== DATA SHOWN ==
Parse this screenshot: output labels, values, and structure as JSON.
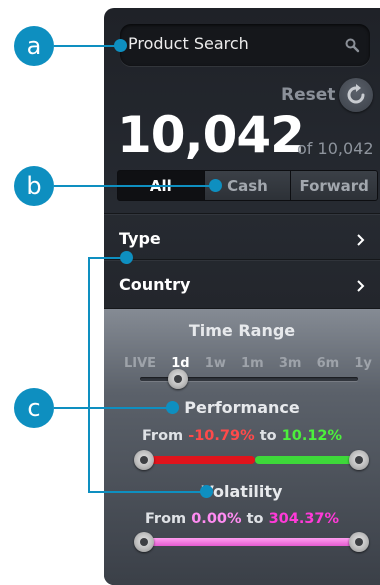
{
  "search": {
    "placeholder": "Product Search"
  },
  "reset": {
    "label": "Reset"
  },
  "results": {
    "count": "10,042",
    "total": "of 10,042"
  },
  "product_types": [
    {
      "label": "All",
      "selected": true
    },
    {
      "label": "Cash",
      "selected": false
    },
    {
      "label": "Forward",
      "selected": false
    }
  ],
  "rows": [
    {
      "label": "Type"
    },
    {
      "label": "Country"
    }
  ],
  "time_range": {
    "title": "Time Range",
    "options": [
      "LIVE",
      "1d",
      "1w",
      "1m",
      "3m",
      "6m",
      "1y"
    ],
    "selected": "1d"
  },
  "performance": {
    "title": "Performance",
    "from_word": "From",
    "to_word": "to",
    "from_value": "-10.79%",
    "to_value": "10.12%",
    "negative_color": "#e0141c",
    "positive_color": "#3ed83a"
  },
  "volatility": {
    "title": "Volatility",
    "from_word": "From",
    "to_word": "to",
    "from_value": "0.00%",
    "to_value": "304.37%",
    "bar_color": "#f06ad8"
  },
  "callouts": {
    "a": "a",
    "b": "b",
    "c": "c"
  },
  "accent_color": "#0e8fc0"
}
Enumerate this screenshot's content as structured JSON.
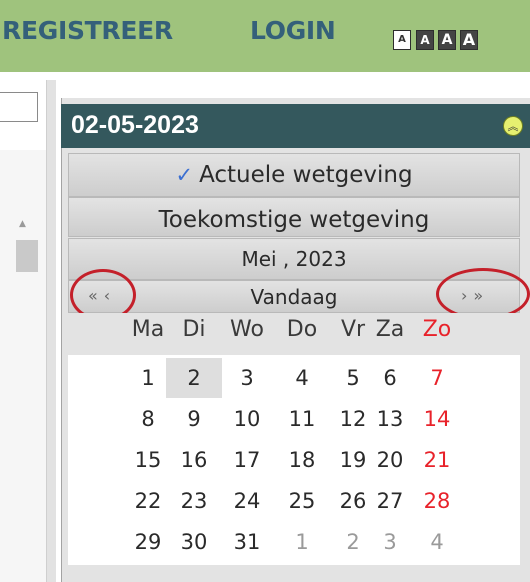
{
  "topbar": {
    "register_label": "REGISTREER",
    "login_label": "LOGIN",
    "font_size_buttons": [
      "A",
      "A",
      "A",
      "A"
    ]
  },
  "calendar": {
    "selected_date": "02-05-2023",
    "current_law_label": "Actuele wetgeving",
    "future_law_label": "Toekomstige wetgeving",
    "month_label": "Mei , 2023",
    "nav": {
      "prev_year": "«",
      "prev_month": "‹",
      "today": "Vandaag",
      "next_month": "›",
      "next_year": "»"
    },
    "weekdays": [
      "Ma",
      "Di",
      "Wo",
      "Do",
      "Vr",
      "Za",
      "Zo"
    ],
    "weeks": [
      [
        "1",
        "2",
        "3",
        "4",
        "5",
        "6",
        "7"
      ],
      [
        "8",
        "9",
        "10",
        "11",
        "12",
        "13",
        "14"
      ],
      [
        "15",
        "16",
        "17",
        "18",
        "19",
        "20",
        "21"
      ],
      [
        "22",
        "23",
        "24",
        "25",
        "26",
        "27",
        "28"
      ],
      [
        "29",
        "30",
        "31",
        "1",
        "2",
        "3",
        "4"
      ]
    ],
    "colors": {
      "header": "#34585d",
      "sunday": "#e8222a",
      "highlight_circle": "#c4202a",
      "topbar": "#9fc37d",
      "nav_text": "#34607a"
    }
  }
}
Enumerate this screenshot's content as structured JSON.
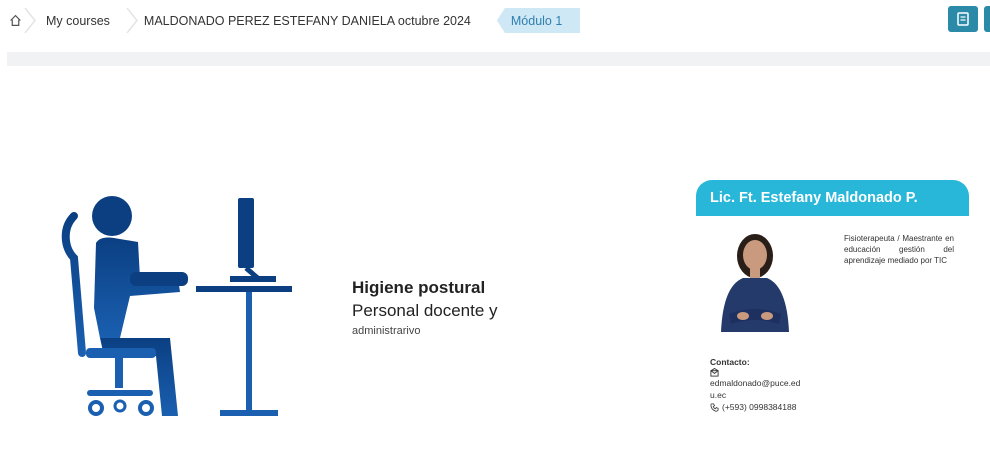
{
  "breadcrumb": {
    "items": [
      {
        "label": "My courses"
      },
      {
        "label": "MALDONADO PEREZ ESTEFANY DANIELA octubre 2024"
      },
      {
        "label": "Módulo 1"
      }
    ]
  },
  "icons": {
    "home": "home-icon",
    "top_button": "document-icon",
    "email": "mail-icon",
    "phone": "phone-icon"
  },
  "colors": {
    "accent": "#29b7d9",
    "illustration": "#0b3f82",
    "button": "#2a8aa8"
  },
  "slide": {
    "title": "Higiene postural",
    "subtitle": "Personal docente y",
    "subtitle2": "administrarivo"
  },
  "profile": {
    "name": "Lic. Ft. Estefany Maldonado P.",
    "bio": "Fisioterapeuta / Maestrante en educación gestión del aprendizaje mediado por TIC",
    "contact_label": "Contacto:",
    "email_line1": "edmaldonado@puce.ed",
    "email_line2": "u.ec",
    "phone": "(+593) 0998384188"
  }
}
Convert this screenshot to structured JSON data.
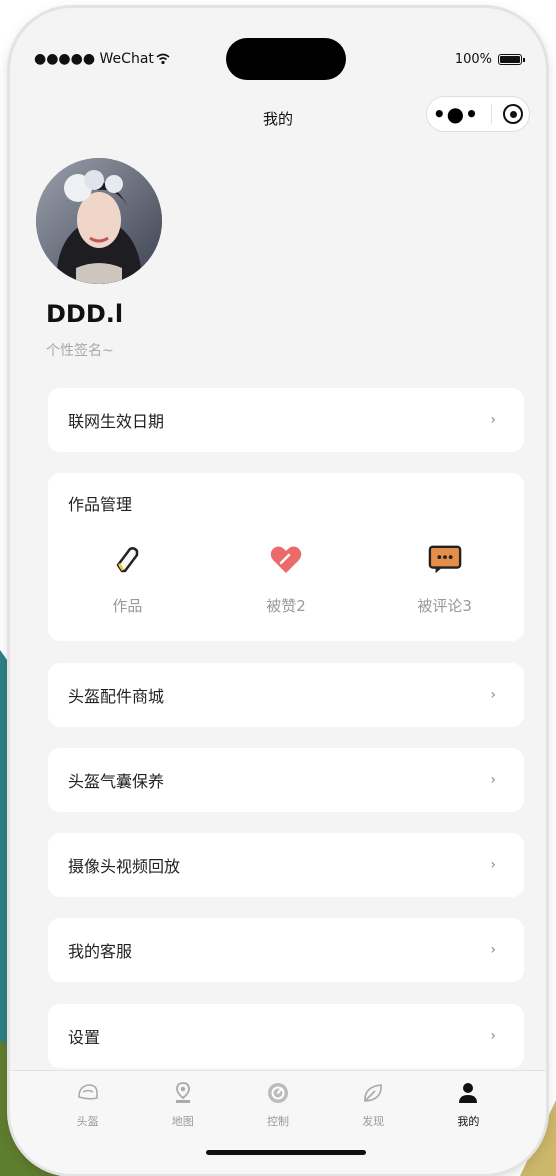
{
  "status_bar": {
    "carrier": "●●●●● WeChat",
    "battery": "100%"
  },
  "nav": {
    "title": "我的"
  },
  "profile": {
    "username": "DDD.l",
    "signature": "个性签名~"
  },
  "menu": {
    "network_date": "联网生效日期",
    "helmet_shop": "头盔配件商城",
    "airbag_care": "头盔气囊保养",
    "camera_replay": "摄像头视频回放",
    "customer_service": "我的客服",
    "settings": "设置",
    "chevron": "›"
  },
  "works": {
    "title": "作品管理",
    "items": [
      {
        "label": "作品",
        "icon": "pencil-icon"
      },
      {
        "label": "被赞2",
        "icon": "heart-icon"
      },
      {
        "label": "被评论3",
        "icon": "comment-icon"
      }
    ]
  },
  "tabs": [
    {
      "label": "头盔",
      "icon": "helmet-icon"
    },
    {
      "label": "地图",
      "icon": "map-pin-icon"
    },
    {
      "label": "控制",
      "icon": "control-dial-icon"
    },
    {
      "label": "发现",
      "icon": "leaf-icon"
    },
    {
      "label": "我的",
      "icon": "person-icon"
    }
  ],
  "colors": {
    "heart": "#ec6a6a",
    "comment": "#e58d4a",
    "background": "#f4f4f4",
    "card": "#ffffff"
  }
}
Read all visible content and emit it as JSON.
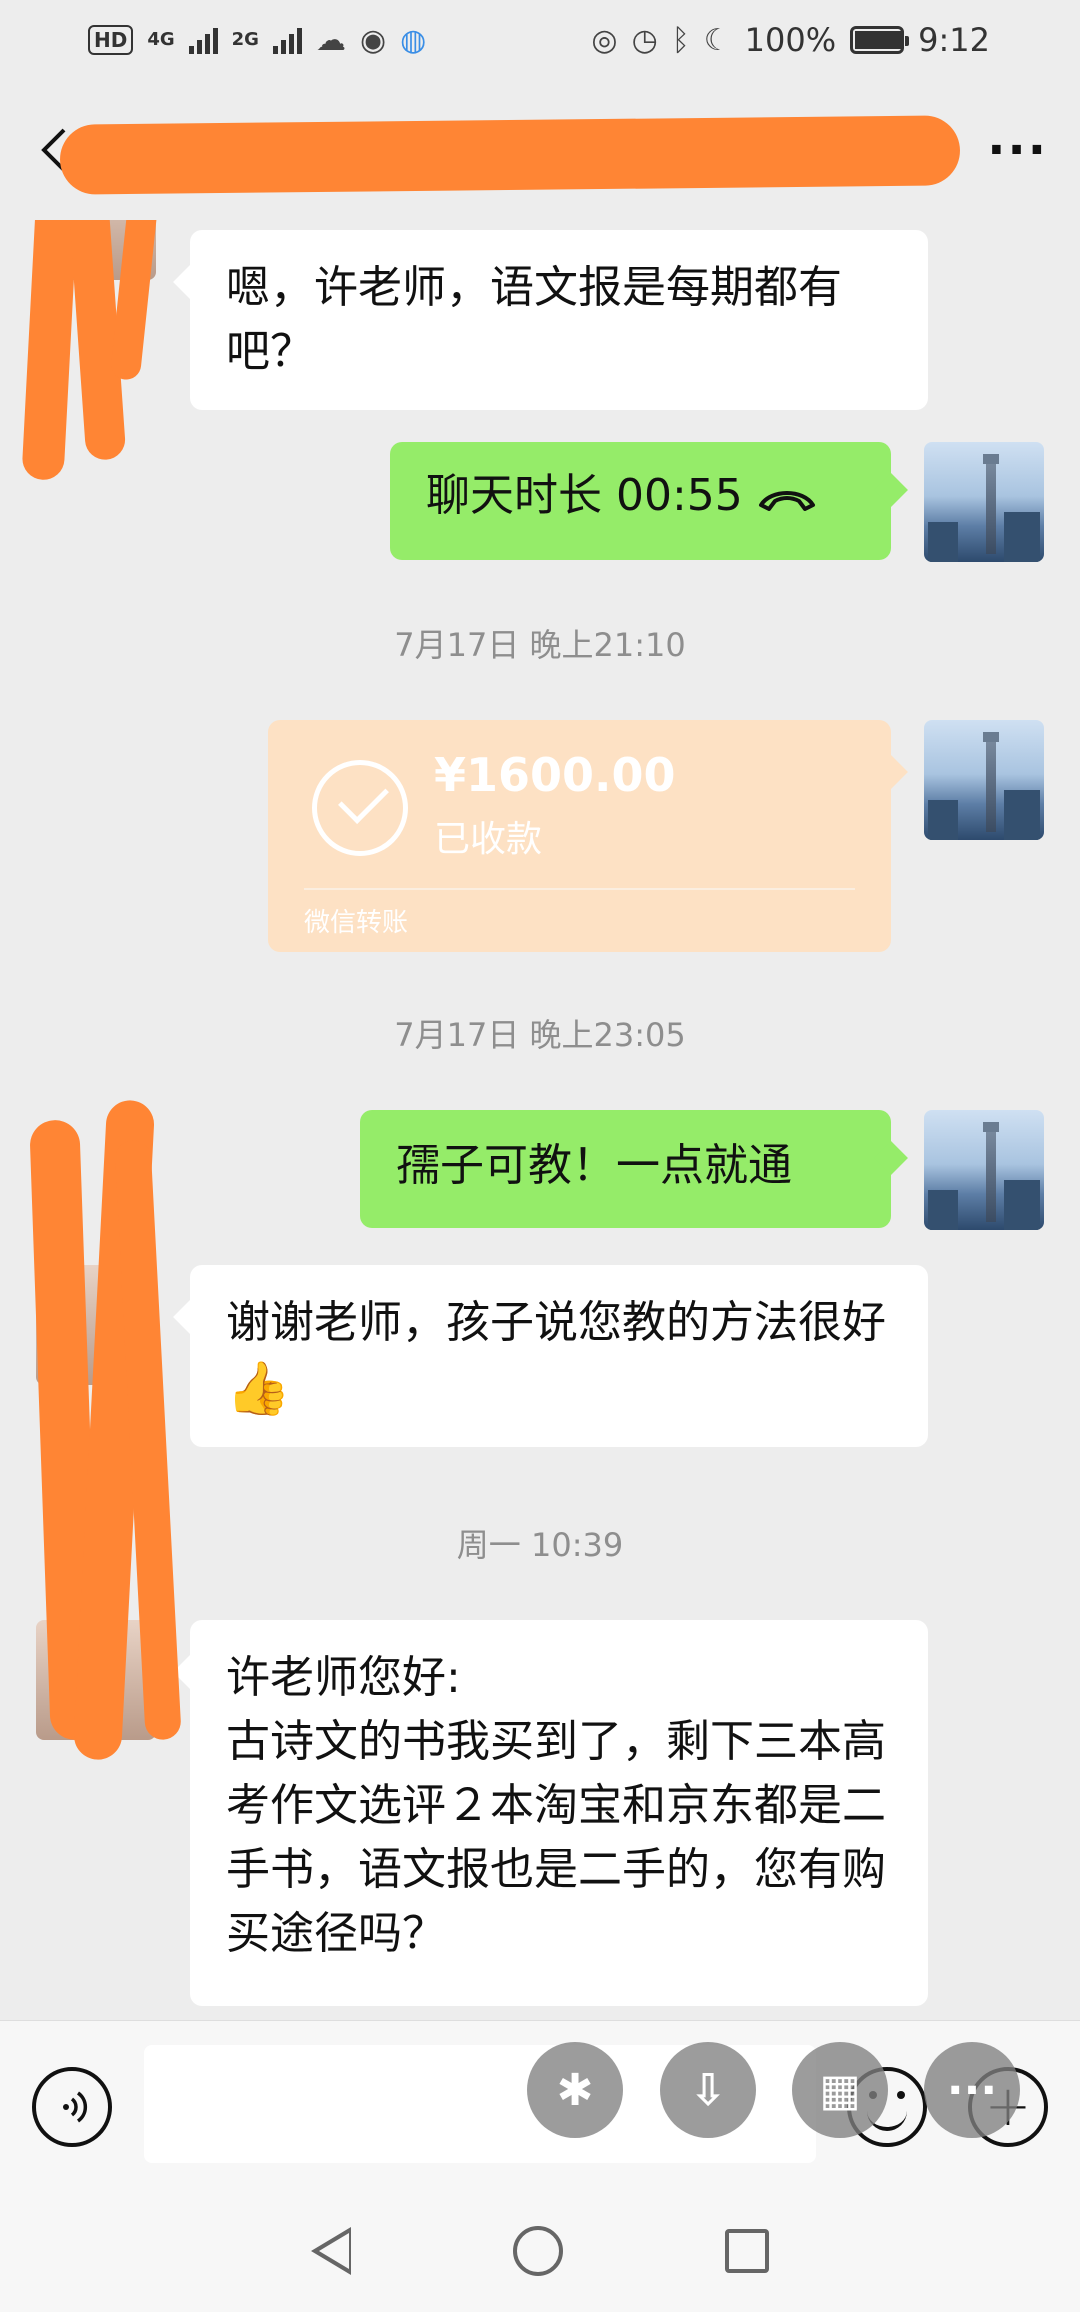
{
  "status_bar": {
    "hd_label": "HD",
    "network_1": "4G",
    "network_2": "2G",
    "battery": "100%",
    "battery_level": 1.0,
    "time": "9:12"
  },
  "title_bar": {
    "more_label": "···"
  },
  "messages": {
    "m1_text": "嗯，许老师，语文报是每期都有吧？",
    "m2_text": "聊天时长 00:55",
    "ts1": "7月17日 晚上21:10",
    "transfer_amount": "¥1600.00",
    "transfer_status": "已收款",
    "transfer_label": "微信转账",
    "ts2": "7月17日 晚上23:05",
    "m3_text": "孺子可教！一点就通",
    "m4_text": "谢谢老师，孩子说您教的方法很好",
    "ts3": "周一 10:39",
    "m5_line1": "许老师您好:",
    "m5_text": "古诗文的书我买到了，剩下三本高考作文选评２本淘宝和京东都是二手书，语文报也是二手的，您有购买途径吗？"
  },
  "colors": {
    "background": "#ededed",
    "green_bubble": "#95ec69",
    "white_bubble": "#ffffff",
    "transfer_bubble": "#fde1c4",
    "redaction": "#ff8534",
    "timestamp": "#8e8e8e"
  },
  "icons": {
    "back": "chevron-left-icon",
    "more": "more-dots-icon",
    "call": "phone-hangup-icon",
    "voice": "voice-input-icon",
    "emoji": "emoji-icon",
    "plus": "plus-icon"
  }
}
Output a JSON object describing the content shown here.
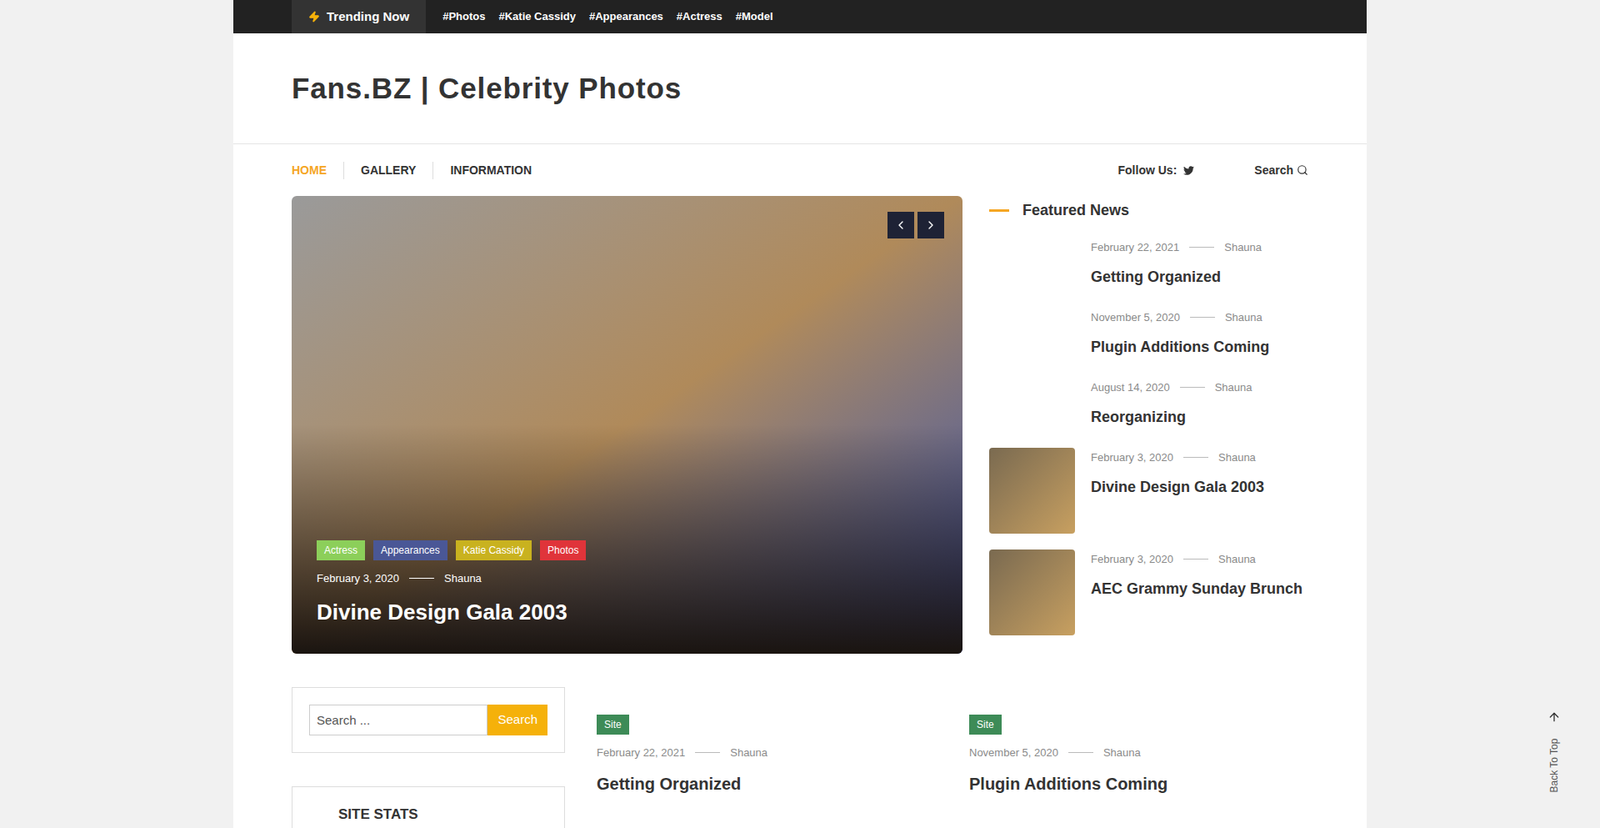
===
## DO THIS:
Make a word-for-word copy of the entries, without any pictures.

## SOLUTION:
Parse this screenshot: output labels, values, and structure as JSON.
{
  "search": {
    "placeholder": "Product Search"
  },
  "reset": {
    "label": "Reset"
  },
  "results": {
    "count": "10,042",
    "total": "of 10,042"
  },
  "product_types": [
    {
      "label": "All",
      "selected": true
    },
    {
      "label": "Cash",
      "selected": false
    },
    {
      "label": "Forward",
      "selected": false
    }
  ],
  "rows": [
    {
      "label": "Type"
    },
    {
      "label": "Country"
    }
  ],
  "time_range": {
    "title": "Time Range",
    "options": [
      "LIVE",
      "1d",
      "1w",
      "1m",
      "3m",
      "6m",
      "1y"
    ],
    "selected": "1d"
  },
  "performance": {
    "title": "Performance",
    "from_word": "From",
    "to_word": "to",
    "from_value": "-10.79%",
    "to_value": "10.12%",
    "negative_color": "#e0141c",
    "positive_color": "#3ed83a"
  },
  "volatility": {
    "title": "Volatility",
    "from_word": "From",
    "to_word": "to",
    "from_value": "0.00%",
    "to_value": "304.37%",
    "bar_color": "#f06ad8"
  },
  "callouts": {
    "a": "a",
    "b": "b",
    "c": "c"
  },
  "accent_color": "#0e8fc0"
}
Enumerate this screenshot's content as structured JSON.
{
  "topbar": {
    "register_label": "REGISTREER",
    "login_label": "LOGIN",
    "font_size_buttons": [
      "A",
      "A",
      "A",
      "A"
    ]
  },
  "calendar": {
    "selected_date": "02-05-2023",
    "current_law_label": "Actuele wetgeving",
    "future_law_label": "Toekomstige wetgeving",
    "month_label": "Mei , 2023",
    "nav": {
      "prev_year": "«",
      "prev_month": "‹",
      "today": "Vandaag",
      "next_month": "›",
      "next_year": "»"
    },
    "weekdays": [
      "Ma",
      "Di",
      "Wo",
      "Do",
      "Vr",
      "Za",
      "Zo"
    ],
    "weeks": [
      [
        "1",
        "2",
        "3",
        "4",
        "5",
        "6",
        "7"
      ],
      [
        "8",
        "9",
        "10",
        "11",
        "12",
        "13",
        "14"
      ],
      [
        "15",
        "16",
        "17",
        "18",
        "19",
        "20",
        "21"
      ],
      [
        "22",
        "23",
        "24",
        "25",
        "26",
        "27",
        "28"
      ],
      [
        "29",
        "30",
        "31",
        "1",
        "2",
        "3",
        "4"
      ]
    ],
    "colors": {
      "header": "#34585d",
      "sunday": "#e8222a",
      "highlight_circle": "#c4202a",
      "topbar": "#9fc37d",
      "nav_text": "#34607a"
    }
  }
}
Enumerate this screenshot's content as structured JSON.
{
  "breadcrumb": {
    "items": [
      {
        "label": "My courses"
      },
      {
        "label": "MALDONADO PEREZ ESTEFANY DANIELA octubre 2024"
      },
      {
        "label": "Módulo 1"
      }
    ]
  },
  "icons": {
    "home": "home-icon",
    "top_button": "document-icon",
    "email": "mail-icon",
    "phone": "phone-icon"
  },
  "colors": {
    "accent": "#29b7d9",
    "illustration": "#0b3f82",
    "button": "#2a8aa8"
  },
  "slide": {
    "title": "Higiene postural",
    "subtitle": "Personal docente y",
    "subtitle2": "administrarivo"
  },
  "profile": {
    "name": "Lic. Ft. Estefany Maldonado P.",
    "bio": "Fisioterapeuta / Maestrante en educación gestión del aprendizaje mediado por TIC",
    "contact_label": "Contacto:",
    "email_line1": "edmaldonado@puce.ed",
    "email_line2": "u.ec",
    "phone": "(+593) 0998384188"
  }
}
Convert this screenshot to structured JSON data.
{
  "status_bar": {
    "carrier": "●●●●● WeChat",
    "battery": "100%"
  },
  "nav": {
    "title": "我的"
  },
  "profile": {
    "username": "DDD.l",
    "signature": "个性签名~"
  },
  "menu": {
    "network_date": "联网生效日期",
    "helmet_shop": "头盔配件商城",
    "airbag_care": "头盔气囊保养",
    "camera_replay": "摄像头视频回放",
    "customer_service": "我的客服",
    "settings": "设置",
    "chevron": "›"
  },
  "works": {
    "title": "作品管理",
    "items": [
      {
        "label": "作品",
        "icon": "pencil-icon"
      },
      {
        "label": "被赞2",
        "icon": "heart-icon"
      },
      {
        "label": "被评论3",
        "icon": "comment-icon"
      }
    ]
  },
  "tabs": [
    {
      "label": "头盔",
      "icon": "helmet-icon"
    },
    {
      "label": "地图",
      "icon": "map-pin-icon"
    },
    {
      "label": "控制",
      "icon": "control-dial-icon"
    },
    {
      "label": "发现",
      "icon": "leaf-icon"
    },
    {
      "label": "我的",
      "icon": "person-icon"
    }
  ],
  "colors": {
    "heart": "#ec6a6a",
    "comment": "#e58d4a",
    "background": "#f4f4f4",
    "card": "#ffffff"
  }
}
Read all visible content and emit it as JSON.
{
  "status_bar": {
    "hd_label": "HD",
    "network_1": "4G",
    "network_2": "2G",
    "battery": "100%",
    "battery_level": 1.0,
    "time": "9:12"
  },
  "title_bar": {
    "more_label": "···"
  },
  "messages": {
    "m1_text": "嗯，许老师，语文报是每期都有吧？",
    "m2_text": "聊天时长 00:55",
    "ts1": "7月17日 晚上21:10",
    "transfer_amount": "¥1600.00",
    "transfer_status": "已收款",
    "transfer_label": "微信转账",
    "ts2": "7月17日 晚上23:05",
    "m3_text": "孺子可教！一点就通",
    "m4_text": "谢谢老师，孩子说您教的方法很好",
    "ts3": "周一 10:39",
    "m5_line1": "许老师您好:",
    "m5_text": "古诗文的书我买到了，剩下三本高考作文选评２本淘宝和京东都是二手书，语文报也是二手的，您有购买途径吗？"
  },
  "colors": {
    "background": "#ededed",
    "green_bubble": "#95ec69",
    "white_bubble": "#ffffff",
    "transfer_bubble": "#fde1c4",
    "redaction": "#ff8534",
    "timestamp": "#8e8e8e"
  },
  "icons": {
    "back": "chevron-left-icon",
    "more": "more-dots-icon",
    "call": "phone-hangup-icon",
    "voice": "voice-input-icon",
    "emoji": "emoji-icon",
    "plus": "plus-icon"
  }
}
Output a JSON object describing the content shown here.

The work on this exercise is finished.